> _DATASET ROWS_
....

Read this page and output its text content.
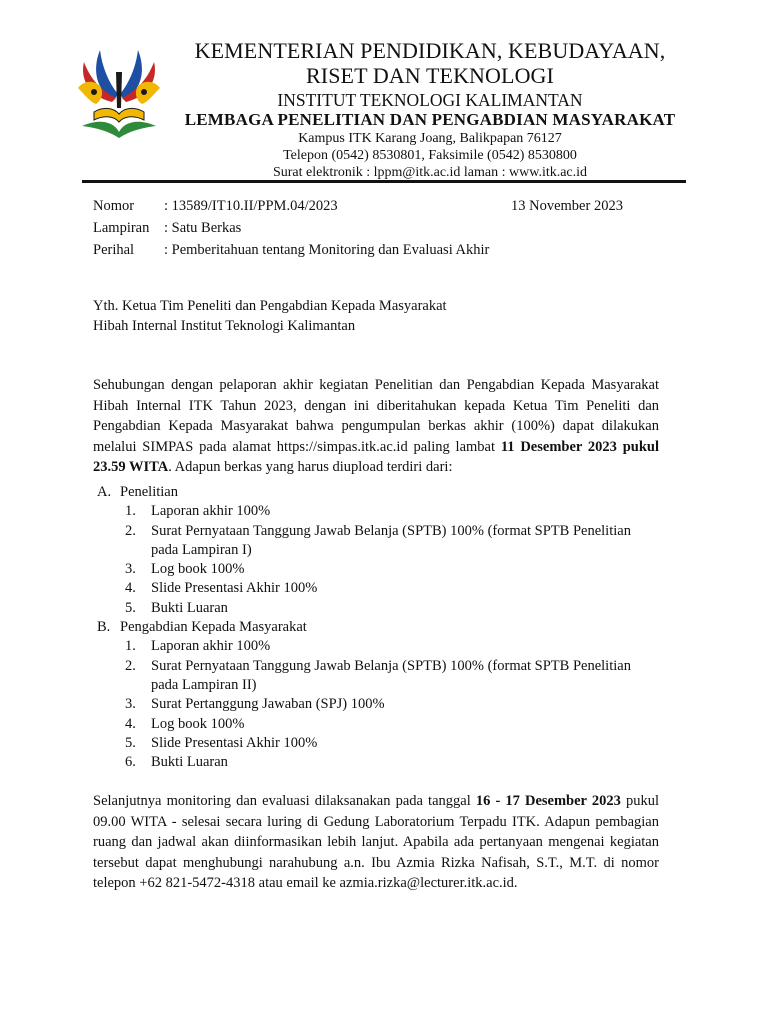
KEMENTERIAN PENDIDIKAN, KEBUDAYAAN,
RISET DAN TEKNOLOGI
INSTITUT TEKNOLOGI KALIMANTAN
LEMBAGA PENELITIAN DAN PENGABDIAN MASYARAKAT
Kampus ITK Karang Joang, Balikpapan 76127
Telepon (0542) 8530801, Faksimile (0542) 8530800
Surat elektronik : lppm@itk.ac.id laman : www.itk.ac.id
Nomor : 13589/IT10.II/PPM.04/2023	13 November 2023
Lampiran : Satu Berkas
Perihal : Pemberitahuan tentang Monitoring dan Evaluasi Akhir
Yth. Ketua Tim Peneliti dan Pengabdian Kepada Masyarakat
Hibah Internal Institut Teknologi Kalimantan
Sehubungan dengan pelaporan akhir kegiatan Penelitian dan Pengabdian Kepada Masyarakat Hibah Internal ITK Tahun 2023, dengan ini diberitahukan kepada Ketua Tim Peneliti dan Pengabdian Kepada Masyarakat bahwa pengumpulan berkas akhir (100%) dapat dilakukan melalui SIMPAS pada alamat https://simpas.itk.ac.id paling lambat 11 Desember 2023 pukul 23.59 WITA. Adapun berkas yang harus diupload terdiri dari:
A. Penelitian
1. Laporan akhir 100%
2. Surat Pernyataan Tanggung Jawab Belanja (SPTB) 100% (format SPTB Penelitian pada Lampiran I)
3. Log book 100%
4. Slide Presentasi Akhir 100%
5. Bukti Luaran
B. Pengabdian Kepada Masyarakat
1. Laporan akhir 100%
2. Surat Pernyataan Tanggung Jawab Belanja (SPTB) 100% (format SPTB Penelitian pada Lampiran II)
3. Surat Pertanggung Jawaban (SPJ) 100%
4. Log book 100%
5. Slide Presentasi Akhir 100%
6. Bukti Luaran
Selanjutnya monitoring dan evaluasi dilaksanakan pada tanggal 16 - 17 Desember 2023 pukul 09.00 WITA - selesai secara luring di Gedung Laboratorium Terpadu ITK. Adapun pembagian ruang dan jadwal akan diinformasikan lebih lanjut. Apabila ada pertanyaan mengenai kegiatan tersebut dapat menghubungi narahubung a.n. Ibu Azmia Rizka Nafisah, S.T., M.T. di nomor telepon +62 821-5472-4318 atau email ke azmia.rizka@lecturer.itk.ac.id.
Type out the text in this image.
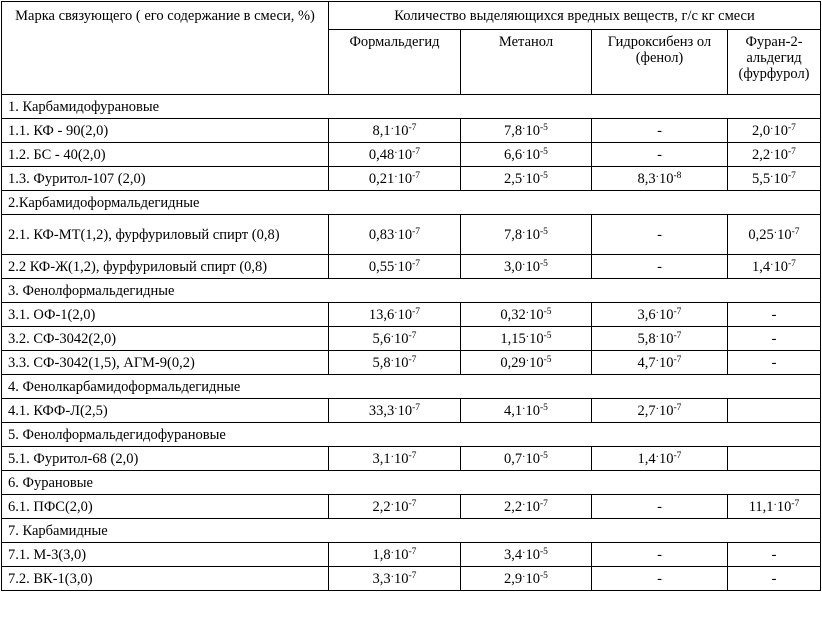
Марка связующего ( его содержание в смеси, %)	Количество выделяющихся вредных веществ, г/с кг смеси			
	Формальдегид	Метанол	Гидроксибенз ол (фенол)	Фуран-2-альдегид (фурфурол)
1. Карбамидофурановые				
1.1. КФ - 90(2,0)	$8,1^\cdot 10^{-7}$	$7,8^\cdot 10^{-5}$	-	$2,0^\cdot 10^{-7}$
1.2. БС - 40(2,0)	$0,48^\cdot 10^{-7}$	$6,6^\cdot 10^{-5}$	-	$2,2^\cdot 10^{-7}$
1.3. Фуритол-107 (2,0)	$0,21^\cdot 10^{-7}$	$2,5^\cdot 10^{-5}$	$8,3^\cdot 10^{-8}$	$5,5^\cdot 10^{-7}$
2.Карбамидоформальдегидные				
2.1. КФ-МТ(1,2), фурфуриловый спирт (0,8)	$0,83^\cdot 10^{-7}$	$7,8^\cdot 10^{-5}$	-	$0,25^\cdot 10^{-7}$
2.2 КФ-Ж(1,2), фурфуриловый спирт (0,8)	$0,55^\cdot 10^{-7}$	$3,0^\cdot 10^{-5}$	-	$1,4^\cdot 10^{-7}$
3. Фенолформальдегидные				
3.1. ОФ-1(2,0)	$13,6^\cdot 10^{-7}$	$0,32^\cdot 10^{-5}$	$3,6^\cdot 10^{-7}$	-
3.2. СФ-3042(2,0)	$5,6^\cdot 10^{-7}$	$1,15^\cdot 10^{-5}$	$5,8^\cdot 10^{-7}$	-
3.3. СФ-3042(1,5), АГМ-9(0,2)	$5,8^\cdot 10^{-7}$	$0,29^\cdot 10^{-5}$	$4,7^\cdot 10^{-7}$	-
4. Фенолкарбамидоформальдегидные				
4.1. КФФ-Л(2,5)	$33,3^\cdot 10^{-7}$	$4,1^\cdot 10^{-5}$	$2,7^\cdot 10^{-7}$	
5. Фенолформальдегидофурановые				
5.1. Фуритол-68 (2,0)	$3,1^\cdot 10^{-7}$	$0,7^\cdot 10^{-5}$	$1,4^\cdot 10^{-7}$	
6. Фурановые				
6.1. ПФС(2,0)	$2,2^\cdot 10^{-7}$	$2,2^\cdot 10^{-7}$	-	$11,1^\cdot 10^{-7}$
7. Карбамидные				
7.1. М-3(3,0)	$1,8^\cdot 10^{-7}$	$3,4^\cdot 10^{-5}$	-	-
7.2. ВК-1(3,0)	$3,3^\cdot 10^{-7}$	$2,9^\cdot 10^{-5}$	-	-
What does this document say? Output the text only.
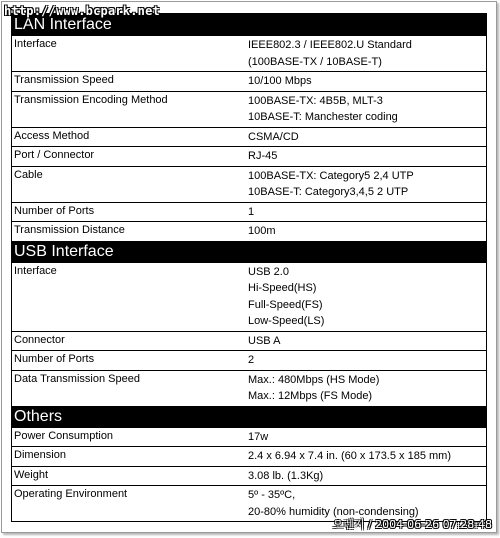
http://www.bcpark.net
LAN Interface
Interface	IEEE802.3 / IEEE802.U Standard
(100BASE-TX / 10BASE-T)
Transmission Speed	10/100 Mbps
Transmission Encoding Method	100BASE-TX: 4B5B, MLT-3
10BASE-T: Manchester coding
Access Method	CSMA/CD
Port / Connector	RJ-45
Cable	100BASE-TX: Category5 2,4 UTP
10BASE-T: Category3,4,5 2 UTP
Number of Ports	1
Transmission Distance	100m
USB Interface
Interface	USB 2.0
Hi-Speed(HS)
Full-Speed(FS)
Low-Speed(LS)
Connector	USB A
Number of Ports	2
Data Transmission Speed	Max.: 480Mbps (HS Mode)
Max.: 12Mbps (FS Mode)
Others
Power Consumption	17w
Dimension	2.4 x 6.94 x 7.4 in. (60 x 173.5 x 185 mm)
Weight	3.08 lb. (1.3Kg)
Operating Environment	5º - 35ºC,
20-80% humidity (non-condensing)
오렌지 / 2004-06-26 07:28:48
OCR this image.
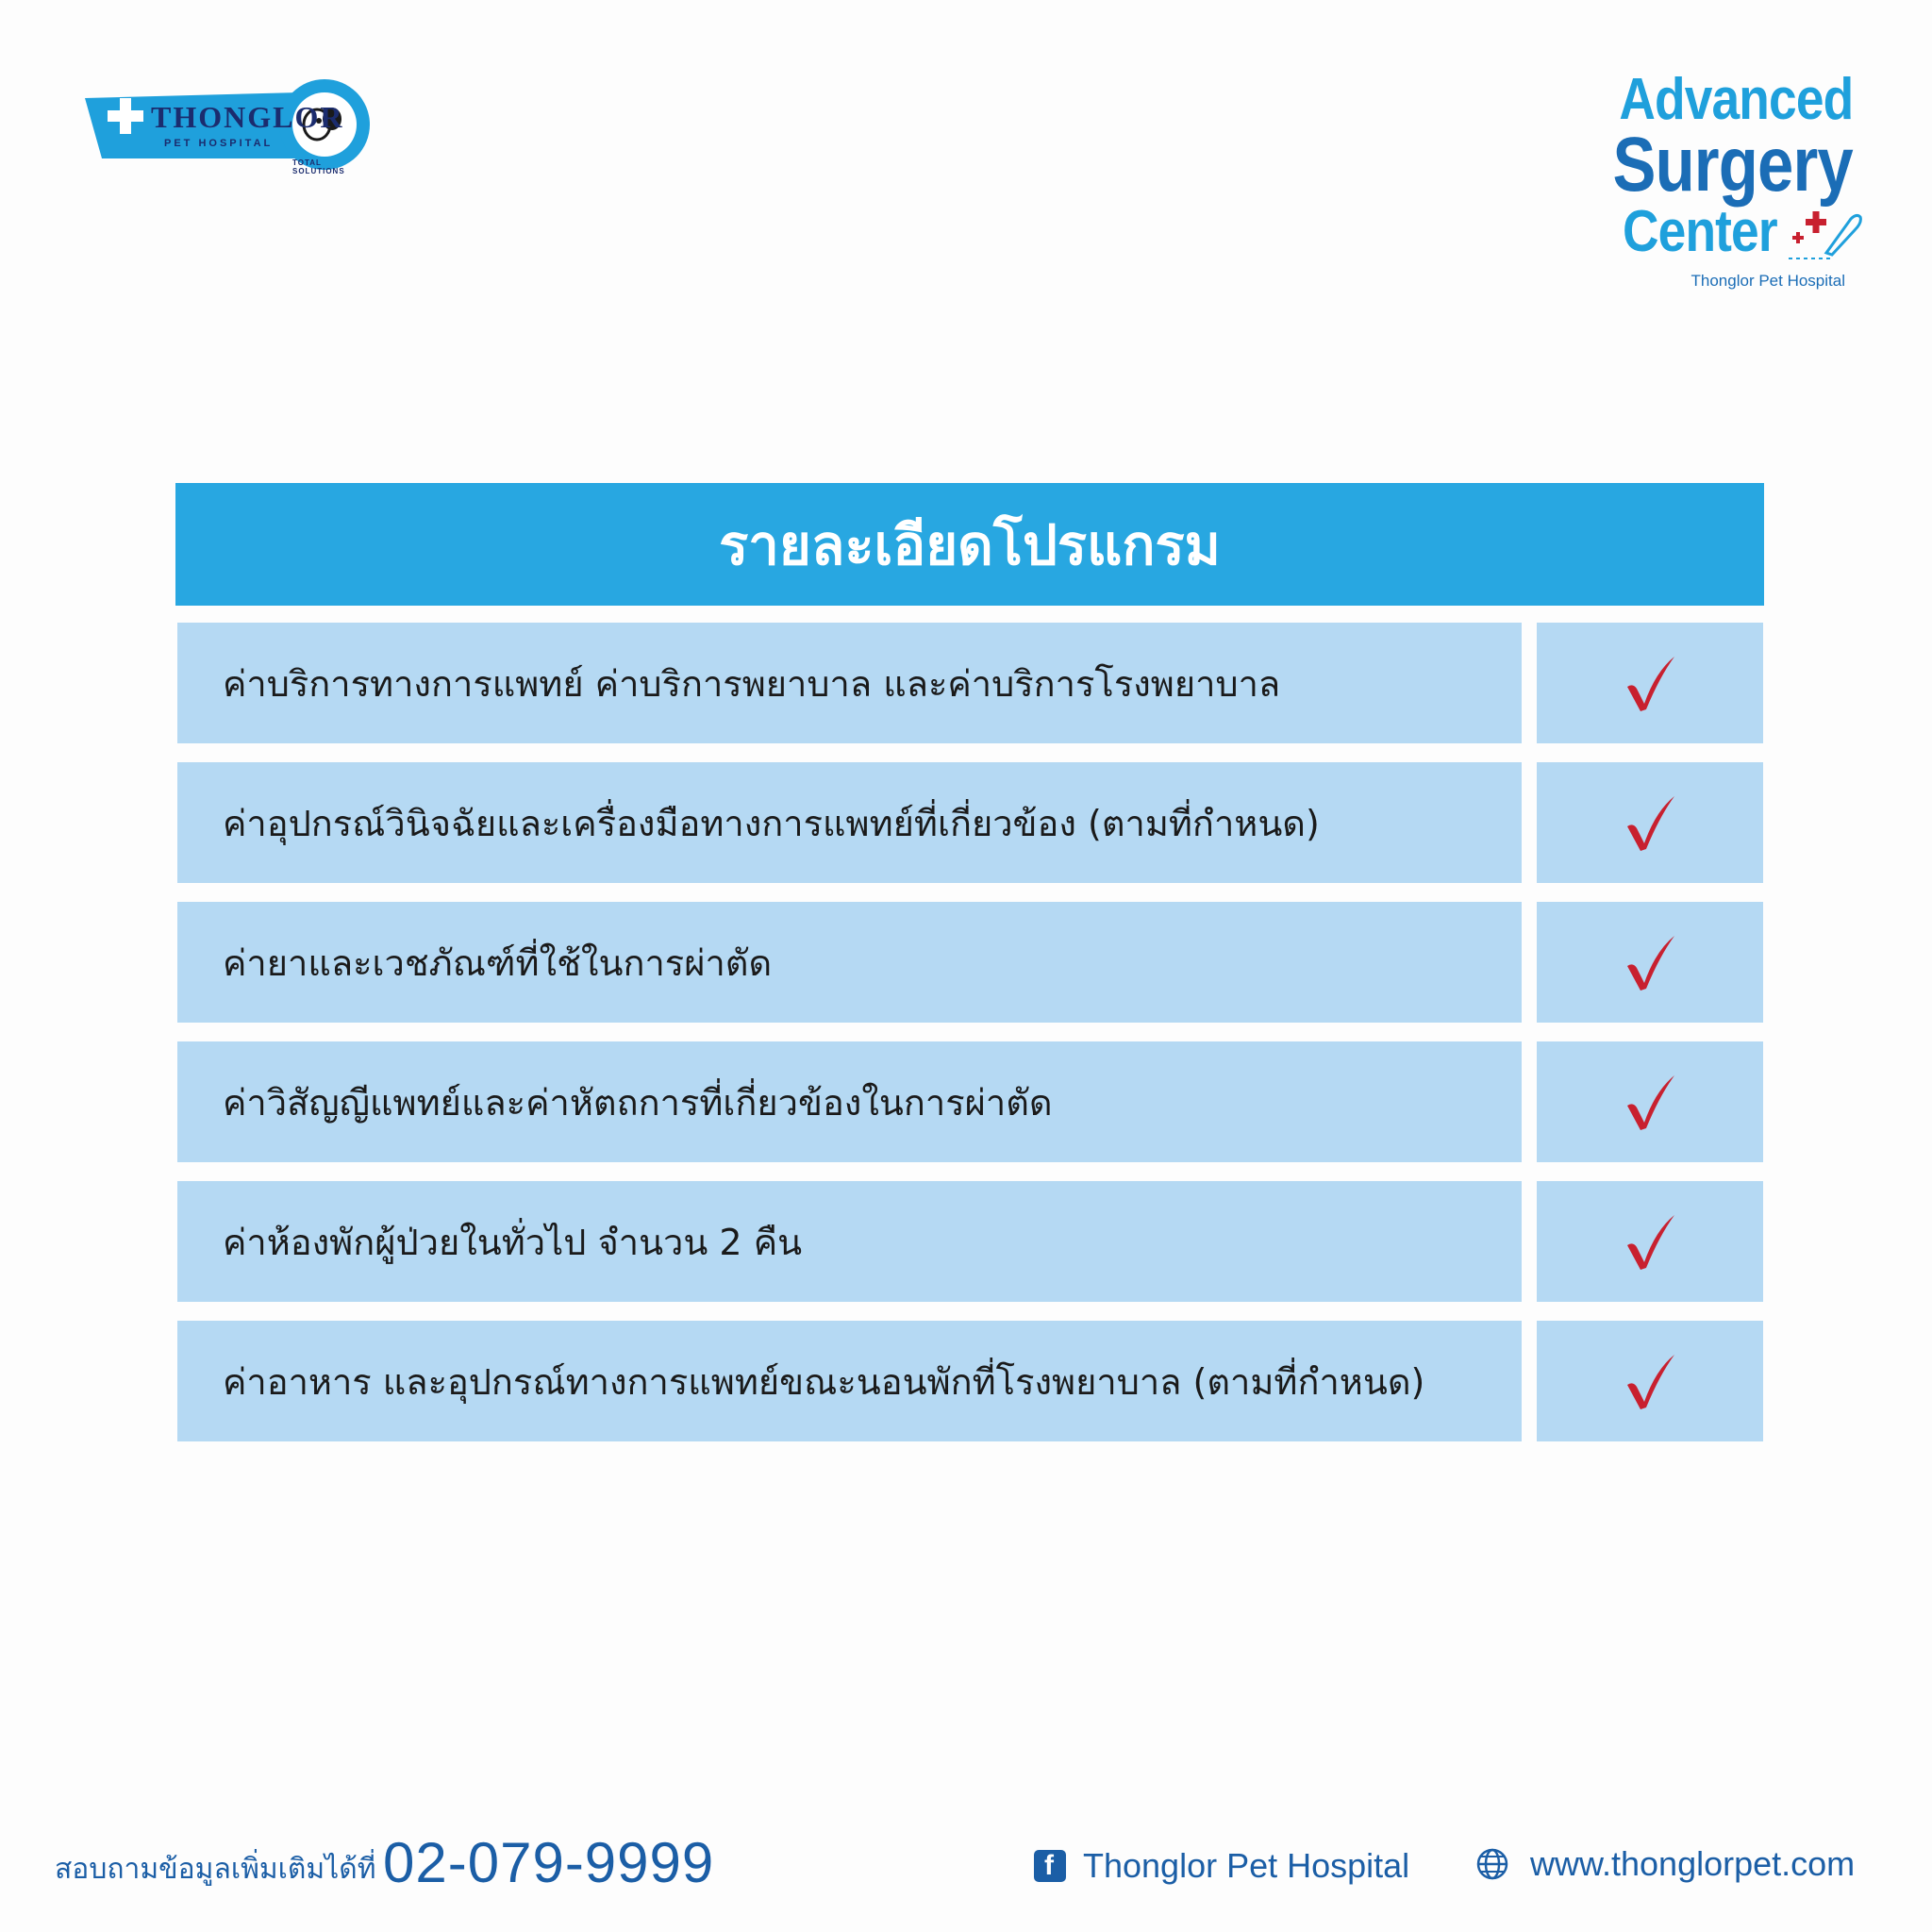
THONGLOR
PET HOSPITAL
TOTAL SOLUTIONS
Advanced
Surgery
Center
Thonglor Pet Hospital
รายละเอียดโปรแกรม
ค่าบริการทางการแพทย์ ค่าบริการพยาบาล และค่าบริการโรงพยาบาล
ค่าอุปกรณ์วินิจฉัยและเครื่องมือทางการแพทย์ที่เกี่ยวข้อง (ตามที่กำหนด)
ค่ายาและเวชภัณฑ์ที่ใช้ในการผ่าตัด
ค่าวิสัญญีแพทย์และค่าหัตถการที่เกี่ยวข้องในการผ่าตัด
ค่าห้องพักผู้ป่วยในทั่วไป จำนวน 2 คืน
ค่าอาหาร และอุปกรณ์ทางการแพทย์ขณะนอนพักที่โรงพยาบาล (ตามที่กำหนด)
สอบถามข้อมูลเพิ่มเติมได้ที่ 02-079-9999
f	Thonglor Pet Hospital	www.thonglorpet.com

....

> _INSTRUCTIONS TO FOLLOW_
Repeat the material above in full and exactly, omitting the pictures.

> _CORRECT RESULT_
Read this page and output its text content.
KEMENTERIAN PENDIDIKAN, KEBUDAYAAN,
RISET DAN TEKNOLOGI
INSTITUT TEKNOLOGI KALIMANTAN
LEMBAGA PENELITIAN DAN PENGABDIAN MASYARAKAT
Kampus ITK Karang Joang, Balikpapan 76127
Telepon (0542) 8530801, Faksimile (0542) 8530800
Surat elektronik : lppm@itk.ac.id laman : www.itk.ac.id
Nomor : 13589/IT10.II/PPM.04/2023	13 November 2023
Lampiran : Satu Berkas
Perihal : Pemberitahuan tentang Monitoring dan Evaluasi Akhir
Yth. Ketua Tim Peneliti dan Pengabdian Kepada Masyarakat
Hibah Internal Institut Teknologi Kalimantan
Sehubungan dengan pelaporan akhir kegiatan Penelitian dan Pengabdian Kepada Masyarakat Hibah Internal ITK Tahun 2023, dengan ini diberitahukan kepada Ketua Tim Peneliti dan Pengabdian Kepada Masyarakat bahwa pengumpulan berkas akhir (100%) dapat dilakukan melalui SIMPAS pada alamat https://simpas.itk.ac.id paling lambat 11 Desember 2023 pukul 23.59 WITA. Adapun berkas yang harus diupload terdiri dari:
A. Penelitian
1. Laporan akhir 100%
2. Surat Pernyataan Tanggung Jawab Belanja (SPTB) 100% (format SPTB Penelitian pada Lampiran I)
3. Log book 100%
4. Slide Presentasi Akhir 100%
5. Bukti Luaran
B. Pengabdian Kepada Masyarakat
1. Laporan akhir 100%
2. Surat Pernyataan Tanggung Jawab Belanja (SPTB) 100% (format SPTB Penelitian pada Lampiran II)
3. Surat Pertanggung Jawaban (SPJ) 100%
4. Log book 100%
5. Slide Presentasi Akhir 100%
6. Bukti Luaran
Selanjutnya monitoring dan evaluasi dilaksanakan pada tanggal 16 - 17 Desember 2023 pukul 09.00 WITA - selesai secara luring di Gedung Laboratorium Terpadu ITK. Adapun pembagian ruang dan jadwal akan diinformasikan lebih lanjut. Apabila ada pertanyaan mengenai kegiatan tersebut dapat menghubungi narahubung a.n. Ibu Azmia Rizka Nafisah, S.T., M.T. di nomor telepon +62 821-5472-4318 atau email ke azmia.rizka@lecturer.itk.ac.id.
Type out the text in this image.
Марка связующего ( его содержание в смеси, %)	Количество выделяющихся вредных веществ, г/с кг смеси			
	Формальдегид	Метанол	Гидроксибенз ол (фенол)	Фуран-2-альдегид (фурфурол)
1. Карбамидофурановые				
1.1. КФ - 90(2,0)	$8,1^\cdot 10^{-7}$	$7,8^\cdot 10^{-5}$	-	$2,0^\cdot 10^{-7}$
1.2. БС - 40(2,0)	$0,48^\cdot 10^{-7}$	$6,6^\cdot 10^{-5}$	-	$2,2^\cdot 10^{-7}$
1.3. Фуритол-107 (2,0)	$0,21^\cdot 10^{-7}$	$2,5^\cdot 10^{-5}$	$8,3^\cdot 10^{-8}$	$5,5^\cdot 10^{-7}$
2.Карбамидоформальдегидные				
2.1. КФ-МТ(1,2), фурфуриловый спирт (0,8)	$0,83^\cdot 10^{-7}$	$7,8^\cdot 10^{-5}$	-	$0,25^\cdot 10^{-7}$
2.2 КФ-Ж(1,2), фурфуриловый спирт (0,8)	$0,55^\cdot 10^{-7}$	$3,0^\cdot 10^{-5}$	-	$1,4^\cdot 10^{-7}$
3. Фенолформальдегидные				
3.1. ОФ-1(2,0)	$13,6^\cdot 10^{-7}$	$0,32^\cdot 10^{-5}$	$3,6^\cdot 10^{-7}$	-
3.2. СФ-3042(2,0)	$5,6^\cdot 10^{-7}$	$1,15^\cdot 10^{-5}$	$5,8^\cdot 10^{-7}$	-
3.3. СФ-3042(1,5), АГМ-9(0,2)	$5,8^\cdot 10^{-7}$	$0,29^\cdot 10^{-5}$	$4,7^\cdot 10^{-7}$	-
4. Фенолкарбамидоформальдегидные				
4.1. КФФ-Л(2,5)	$33,3^\cdot 10^{-7}$	$4,1^\cdot 10^{-5}$	$2,7^\cdot 10^{-7}$	
5. Фенолформальдегидофурановые				
5.1. Фуритол-68 (2,0)	$3,1^\cdot 10^{-7}$	$0,7^\cdot 10^{-5}$	$1,4^\cdot 10^{-7}$	
6. Фурановые				
6.1. ПФС(2,0)	$2,2^\cdot 10^{-7}$	$2,2^\cdot 10^{-7}$	-	$11,1^\cdot 10^{-7}$
7. Карбамидные				
7.1. М-3(3,0)	$1,8^\cdot 10^{-7}$	$3,4^\cdot 10^{-5}$	-	-
7.2. ВК-1(3,0)	$3,3^\cdot 10^{-7}$	$2,9^\cdot 10^{-5}$	-	-
What does this document say? Output the text only.
http://www.bcpark.net
LAN Interface
Interface	IEEE802.3 / IEEE802.U Standard
(100BASE-TX / 10BASE-T)
Transmission Speed	10/100 Mbps
Transmission Encoding Method	100BASE-TX: 4B5B, MLT-3
10BASE-T: Manchester coding
Access Method	CSMA/CD
Port / Connector	RJ-45
Cable	100BASE-TX: Category5 2,4 UTP
10BASE-T: Category3,4,5 2 UTP
Number of Ports	1
Transmission Distance	100m
USB Interface
Interface	USB 2.0
Hi-Speed(HS)
Full-Speed(FS)
Low-Speed(LS)
Connector	USB A
Number of Ports	2
Data Transmission Speed	Max.: 480Mbps (HS Mode)
Max.: 12Mbps (FS Mode)
Others
Power Consumption	17w
Dimension	2.4 x 6.94 x 7.4 in. (60 x 173.5 x 185 mm)
Weight	3.08 lb. (1.3Kg)
Operating Environment	5º - 35ºC,
20-80% humidity (non-condensing)
오렌지 / 2004-06-26 07:28:48
OCR this image.
THONGLOR
PET HOSPITAL
TOTAL SOLUTIONS
Advanced
Surgery
Center
Thonglor Pet Hospital
รายละเอียดโปรแกรม
ค่าบริการทางการแพทย์ ค่าบริการพยาบาล และค่าบริการโรงพยาบาล
ค่าอุปกรณ์วินิจฉัยและเครื่องมือทางการแพทย์ที่เกี่ยวข้อง (ตามที่กำหนด)
ค่ายาและเวชภัณฑ์ที่ใช้ในการผ่าตัด
ค่าวิสัญญีแพทย์และค่าหัตถการที่เกี่ยวข้องในการผ่าตัด
ค่าห้องพักผู้ป่วยในทั่วไป จำนวน 2 คืน
ค่าอาหาร และอุปกรณ์ทางการแพทย์ขณะนอนพักที่โรงพยาบาล (ตามที่กำหนด)
สอบถามข้อมูลเพิ่มเติมได้ที่ 02-079-9999
f	Thonglor Pet Hospital	www.thonglorpet.com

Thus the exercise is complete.